→ The problem
Return the number of lines in which the word "соглашения" appears; add nothing else.
::::::::
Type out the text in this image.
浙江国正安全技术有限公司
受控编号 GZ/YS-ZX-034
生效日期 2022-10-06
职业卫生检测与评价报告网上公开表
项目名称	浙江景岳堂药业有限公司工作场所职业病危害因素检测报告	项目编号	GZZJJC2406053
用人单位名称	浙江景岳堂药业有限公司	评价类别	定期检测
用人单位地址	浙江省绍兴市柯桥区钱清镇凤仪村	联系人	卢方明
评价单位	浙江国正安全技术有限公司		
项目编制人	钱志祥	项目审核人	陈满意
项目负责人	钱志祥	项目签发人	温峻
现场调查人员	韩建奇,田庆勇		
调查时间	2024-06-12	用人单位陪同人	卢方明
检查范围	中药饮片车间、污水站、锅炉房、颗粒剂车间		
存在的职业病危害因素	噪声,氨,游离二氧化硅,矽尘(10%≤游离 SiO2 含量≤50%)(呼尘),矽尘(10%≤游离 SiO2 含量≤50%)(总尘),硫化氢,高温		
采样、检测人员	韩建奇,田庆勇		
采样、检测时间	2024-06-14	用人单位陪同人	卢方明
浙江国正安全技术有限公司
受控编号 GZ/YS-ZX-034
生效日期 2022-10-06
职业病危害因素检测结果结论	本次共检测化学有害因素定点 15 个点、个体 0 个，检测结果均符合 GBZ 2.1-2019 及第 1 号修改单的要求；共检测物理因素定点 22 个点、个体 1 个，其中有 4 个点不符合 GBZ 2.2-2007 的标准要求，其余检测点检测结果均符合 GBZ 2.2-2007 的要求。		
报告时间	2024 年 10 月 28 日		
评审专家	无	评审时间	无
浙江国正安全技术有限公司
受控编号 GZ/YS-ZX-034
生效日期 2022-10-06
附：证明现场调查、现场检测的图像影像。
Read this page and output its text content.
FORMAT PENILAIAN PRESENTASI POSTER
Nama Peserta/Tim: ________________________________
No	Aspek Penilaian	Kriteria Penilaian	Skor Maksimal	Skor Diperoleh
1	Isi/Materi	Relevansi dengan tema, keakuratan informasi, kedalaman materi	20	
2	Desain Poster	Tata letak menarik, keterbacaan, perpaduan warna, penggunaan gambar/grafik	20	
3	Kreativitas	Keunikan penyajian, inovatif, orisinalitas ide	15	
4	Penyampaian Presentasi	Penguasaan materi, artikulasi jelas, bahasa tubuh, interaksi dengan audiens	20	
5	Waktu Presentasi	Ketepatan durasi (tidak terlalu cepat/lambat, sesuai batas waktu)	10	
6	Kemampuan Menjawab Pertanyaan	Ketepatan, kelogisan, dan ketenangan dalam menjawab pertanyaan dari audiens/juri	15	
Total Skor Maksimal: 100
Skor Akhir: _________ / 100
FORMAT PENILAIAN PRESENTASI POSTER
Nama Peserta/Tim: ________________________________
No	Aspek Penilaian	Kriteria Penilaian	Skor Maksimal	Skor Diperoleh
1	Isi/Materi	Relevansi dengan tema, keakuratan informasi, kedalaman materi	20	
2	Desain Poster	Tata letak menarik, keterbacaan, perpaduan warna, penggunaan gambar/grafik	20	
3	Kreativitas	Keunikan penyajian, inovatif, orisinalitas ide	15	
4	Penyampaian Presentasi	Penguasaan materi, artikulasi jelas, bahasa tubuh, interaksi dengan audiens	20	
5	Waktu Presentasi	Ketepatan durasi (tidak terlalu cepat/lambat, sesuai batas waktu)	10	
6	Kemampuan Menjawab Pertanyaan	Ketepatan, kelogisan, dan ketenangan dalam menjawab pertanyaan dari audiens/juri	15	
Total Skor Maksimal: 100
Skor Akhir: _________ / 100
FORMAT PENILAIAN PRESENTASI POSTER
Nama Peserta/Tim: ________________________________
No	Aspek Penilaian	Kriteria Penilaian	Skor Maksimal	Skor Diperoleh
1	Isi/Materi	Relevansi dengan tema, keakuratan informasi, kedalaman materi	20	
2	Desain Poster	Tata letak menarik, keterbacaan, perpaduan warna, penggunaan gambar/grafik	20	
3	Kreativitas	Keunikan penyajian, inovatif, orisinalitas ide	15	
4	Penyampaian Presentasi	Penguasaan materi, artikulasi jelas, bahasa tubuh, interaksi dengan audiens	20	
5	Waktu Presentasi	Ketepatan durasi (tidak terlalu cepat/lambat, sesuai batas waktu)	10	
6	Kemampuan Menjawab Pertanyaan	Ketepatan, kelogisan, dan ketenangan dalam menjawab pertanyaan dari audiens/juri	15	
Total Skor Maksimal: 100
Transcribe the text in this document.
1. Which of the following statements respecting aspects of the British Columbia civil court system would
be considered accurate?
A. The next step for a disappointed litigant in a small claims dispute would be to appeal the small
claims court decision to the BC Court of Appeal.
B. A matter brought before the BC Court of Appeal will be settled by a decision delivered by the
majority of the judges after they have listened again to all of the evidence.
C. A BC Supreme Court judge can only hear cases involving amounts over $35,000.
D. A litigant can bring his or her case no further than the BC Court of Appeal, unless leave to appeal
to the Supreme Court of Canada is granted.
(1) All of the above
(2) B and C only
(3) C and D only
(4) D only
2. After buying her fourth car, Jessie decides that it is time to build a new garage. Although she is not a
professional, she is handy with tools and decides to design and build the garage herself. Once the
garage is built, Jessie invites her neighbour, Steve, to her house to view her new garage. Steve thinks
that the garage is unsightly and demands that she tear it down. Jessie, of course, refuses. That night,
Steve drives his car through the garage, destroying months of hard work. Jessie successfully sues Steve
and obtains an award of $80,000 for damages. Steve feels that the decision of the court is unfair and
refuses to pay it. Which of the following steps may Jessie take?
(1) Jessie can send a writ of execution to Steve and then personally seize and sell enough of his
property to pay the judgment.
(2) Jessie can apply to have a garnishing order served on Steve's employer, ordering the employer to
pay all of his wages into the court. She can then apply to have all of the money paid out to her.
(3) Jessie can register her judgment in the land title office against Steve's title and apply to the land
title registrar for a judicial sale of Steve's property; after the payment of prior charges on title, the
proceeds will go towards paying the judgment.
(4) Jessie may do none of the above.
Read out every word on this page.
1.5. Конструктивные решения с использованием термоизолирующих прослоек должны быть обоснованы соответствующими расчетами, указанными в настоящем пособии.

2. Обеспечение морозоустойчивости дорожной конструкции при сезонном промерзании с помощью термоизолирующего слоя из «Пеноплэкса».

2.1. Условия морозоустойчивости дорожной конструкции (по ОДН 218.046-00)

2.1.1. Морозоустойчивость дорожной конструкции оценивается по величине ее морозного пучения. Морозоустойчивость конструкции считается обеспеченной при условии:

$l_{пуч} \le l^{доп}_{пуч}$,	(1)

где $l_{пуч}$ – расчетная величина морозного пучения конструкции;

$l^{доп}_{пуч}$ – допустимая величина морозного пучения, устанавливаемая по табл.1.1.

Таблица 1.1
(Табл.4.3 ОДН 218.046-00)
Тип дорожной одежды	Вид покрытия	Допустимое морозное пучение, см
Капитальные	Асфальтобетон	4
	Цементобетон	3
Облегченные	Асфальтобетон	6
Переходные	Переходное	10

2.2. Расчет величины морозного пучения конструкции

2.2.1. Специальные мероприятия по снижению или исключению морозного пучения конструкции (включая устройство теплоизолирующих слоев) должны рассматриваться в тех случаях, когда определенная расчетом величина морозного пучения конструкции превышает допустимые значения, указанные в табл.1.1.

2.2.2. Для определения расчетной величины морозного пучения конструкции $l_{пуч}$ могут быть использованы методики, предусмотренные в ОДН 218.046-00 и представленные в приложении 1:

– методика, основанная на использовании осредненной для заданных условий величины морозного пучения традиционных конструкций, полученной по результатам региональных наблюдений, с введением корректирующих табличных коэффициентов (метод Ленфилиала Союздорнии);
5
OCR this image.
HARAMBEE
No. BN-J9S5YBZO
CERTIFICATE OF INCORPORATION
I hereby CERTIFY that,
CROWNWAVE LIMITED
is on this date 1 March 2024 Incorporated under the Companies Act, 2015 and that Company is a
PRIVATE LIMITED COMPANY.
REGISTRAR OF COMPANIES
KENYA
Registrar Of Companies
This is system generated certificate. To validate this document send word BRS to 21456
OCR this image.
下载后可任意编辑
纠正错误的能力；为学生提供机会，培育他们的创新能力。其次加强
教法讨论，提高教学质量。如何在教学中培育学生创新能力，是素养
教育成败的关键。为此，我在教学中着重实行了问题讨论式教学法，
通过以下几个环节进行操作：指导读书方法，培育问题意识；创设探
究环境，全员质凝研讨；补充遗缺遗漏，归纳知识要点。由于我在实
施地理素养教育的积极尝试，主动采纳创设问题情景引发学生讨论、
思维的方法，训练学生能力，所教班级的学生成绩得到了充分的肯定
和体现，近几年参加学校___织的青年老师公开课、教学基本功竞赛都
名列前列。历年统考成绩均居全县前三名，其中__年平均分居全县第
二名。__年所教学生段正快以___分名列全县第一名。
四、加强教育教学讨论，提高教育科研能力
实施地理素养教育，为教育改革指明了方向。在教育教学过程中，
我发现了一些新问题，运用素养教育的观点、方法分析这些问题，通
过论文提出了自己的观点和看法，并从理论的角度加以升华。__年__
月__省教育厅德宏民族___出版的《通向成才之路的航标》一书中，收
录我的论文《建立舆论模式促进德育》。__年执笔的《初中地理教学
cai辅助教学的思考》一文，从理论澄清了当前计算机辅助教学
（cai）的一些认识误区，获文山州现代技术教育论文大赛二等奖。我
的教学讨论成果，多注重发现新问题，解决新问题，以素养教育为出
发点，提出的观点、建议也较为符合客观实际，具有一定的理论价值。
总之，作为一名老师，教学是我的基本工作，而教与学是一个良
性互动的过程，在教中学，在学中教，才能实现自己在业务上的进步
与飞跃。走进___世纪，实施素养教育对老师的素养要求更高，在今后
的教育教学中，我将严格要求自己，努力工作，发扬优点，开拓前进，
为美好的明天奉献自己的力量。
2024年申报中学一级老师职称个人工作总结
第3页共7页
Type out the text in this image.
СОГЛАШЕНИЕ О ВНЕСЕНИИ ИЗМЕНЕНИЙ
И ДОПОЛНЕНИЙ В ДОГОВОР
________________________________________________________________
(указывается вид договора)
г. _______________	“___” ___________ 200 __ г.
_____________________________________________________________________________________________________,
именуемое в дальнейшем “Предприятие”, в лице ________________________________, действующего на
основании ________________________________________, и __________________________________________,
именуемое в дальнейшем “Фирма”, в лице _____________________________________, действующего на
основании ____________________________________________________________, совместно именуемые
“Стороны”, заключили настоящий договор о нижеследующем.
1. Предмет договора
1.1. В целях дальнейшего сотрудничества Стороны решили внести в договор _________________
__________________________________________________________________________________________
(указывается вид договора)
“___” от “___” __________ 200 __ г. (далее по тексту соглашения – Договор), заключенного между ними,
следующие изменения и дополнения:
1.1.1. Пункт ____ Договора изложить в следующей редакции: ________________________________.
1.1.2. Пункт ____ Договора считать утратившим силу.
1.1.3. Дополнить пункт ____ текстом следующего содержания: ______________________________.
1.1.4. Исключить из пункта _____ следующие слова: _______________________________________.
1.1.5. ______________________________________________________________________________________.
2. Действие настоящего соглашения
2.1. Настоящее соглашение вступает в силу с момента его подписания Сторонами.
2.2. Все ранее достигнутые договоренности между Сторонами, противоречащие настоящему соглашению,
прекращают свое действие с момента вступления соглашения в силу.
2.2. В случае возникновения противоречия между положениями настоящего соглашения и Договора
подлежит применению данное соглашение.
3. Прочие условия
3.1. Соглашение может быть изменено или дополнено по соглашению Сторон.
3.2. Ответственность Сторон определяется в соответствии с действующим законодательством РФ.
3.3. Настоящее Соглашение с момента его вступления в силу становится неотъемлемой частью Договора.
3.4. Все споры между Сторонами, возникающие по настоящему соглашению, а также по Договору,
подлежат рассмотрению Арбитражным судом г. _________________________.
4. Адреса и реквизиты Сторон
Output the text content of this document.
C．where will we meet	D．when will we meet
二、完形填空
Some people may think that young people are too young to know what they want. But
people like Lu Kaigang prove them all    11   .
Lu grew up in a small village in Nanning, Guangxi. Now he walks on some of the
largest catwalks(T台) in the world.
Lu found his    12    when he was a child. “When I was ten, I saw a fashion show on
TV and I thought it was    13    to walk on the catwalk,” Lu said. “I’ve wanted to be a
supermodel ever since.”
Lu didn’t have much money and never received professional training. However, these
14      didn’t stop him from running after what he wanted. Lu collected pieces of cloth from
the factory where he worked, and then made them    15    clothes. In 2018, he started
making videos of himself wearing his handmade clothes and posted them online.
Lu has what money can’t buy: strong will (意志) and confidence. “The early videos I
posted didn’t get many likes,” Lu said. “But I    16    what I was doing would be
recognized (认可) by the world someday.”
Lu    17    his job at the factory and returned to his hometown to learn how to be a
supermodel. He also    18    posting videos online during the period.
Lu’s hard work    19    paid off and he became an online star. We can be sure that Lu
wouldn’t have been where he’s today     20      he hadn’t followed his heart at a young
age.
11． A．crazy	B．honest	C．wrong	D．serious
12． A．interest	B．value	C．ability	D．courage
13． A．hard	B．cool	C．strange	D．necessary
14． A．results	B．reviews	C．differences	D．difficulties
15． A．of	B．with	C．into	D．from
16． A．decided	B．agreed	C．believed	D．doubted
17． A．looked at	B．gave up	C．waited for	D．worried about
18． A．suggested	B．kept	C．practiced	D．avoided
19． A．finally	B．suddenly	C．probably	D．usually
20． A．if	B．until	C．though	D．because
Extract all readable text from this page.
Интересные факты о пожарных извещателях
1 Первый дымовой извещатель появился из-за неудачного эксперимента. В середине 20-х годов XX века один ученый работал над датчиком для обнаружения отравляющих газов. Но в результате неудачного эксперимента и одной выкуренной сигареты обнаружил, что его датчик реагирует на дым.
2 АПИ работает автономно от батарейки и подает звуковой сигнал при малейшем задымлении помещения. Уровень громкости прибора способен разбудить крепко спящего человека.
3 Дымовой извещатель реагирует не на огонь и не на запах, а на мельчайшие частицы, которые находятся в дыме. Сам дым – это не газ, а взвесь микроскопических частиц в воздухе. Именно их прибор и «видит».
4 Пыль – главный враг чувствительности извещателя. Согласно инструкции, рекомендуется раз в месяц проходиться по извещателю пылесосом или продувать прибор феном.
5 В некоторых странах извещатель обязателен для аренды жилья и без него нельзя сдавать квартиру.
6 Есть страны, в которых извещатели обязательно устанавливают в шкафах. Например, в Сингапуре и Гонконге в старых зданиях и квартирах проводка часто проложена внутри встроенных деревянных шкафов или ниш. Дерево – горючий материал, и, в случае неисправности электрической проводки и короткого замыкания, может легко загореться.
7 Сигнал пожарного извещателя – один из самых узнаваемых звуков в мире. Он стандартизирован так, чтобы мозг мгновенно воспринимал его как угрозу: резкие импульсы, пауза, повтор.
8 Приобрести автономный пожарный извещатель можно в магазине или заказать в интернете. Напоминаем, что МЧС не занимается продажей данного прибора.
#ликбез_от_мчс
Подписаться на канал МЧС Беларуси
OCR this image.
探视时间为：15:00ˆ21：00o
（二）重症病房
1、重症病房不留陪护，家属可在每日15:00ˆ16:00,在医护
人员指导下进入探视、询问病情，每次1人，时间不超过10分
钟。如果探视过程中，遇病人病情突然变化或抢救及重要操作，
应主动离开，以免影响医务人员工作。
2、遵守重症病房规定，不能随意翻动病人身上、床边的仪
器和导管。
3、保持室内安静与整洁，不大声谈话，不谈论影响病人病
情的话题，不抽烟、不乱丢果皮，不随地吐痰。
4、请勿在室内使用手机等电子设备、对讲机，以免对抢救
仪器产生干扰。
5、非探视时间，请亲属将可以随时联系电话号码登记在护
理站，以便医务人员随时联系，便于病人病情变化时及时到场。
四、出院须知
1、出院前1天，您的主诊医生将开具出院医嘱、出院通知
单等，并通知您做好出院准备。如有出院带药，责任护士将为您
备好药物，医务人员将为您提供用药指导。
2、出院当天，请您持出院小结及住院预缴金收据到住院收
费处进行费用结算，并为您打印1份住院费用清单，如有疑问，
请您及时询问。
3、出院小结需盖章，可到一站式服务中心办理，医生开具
::::::::
→ The solution
4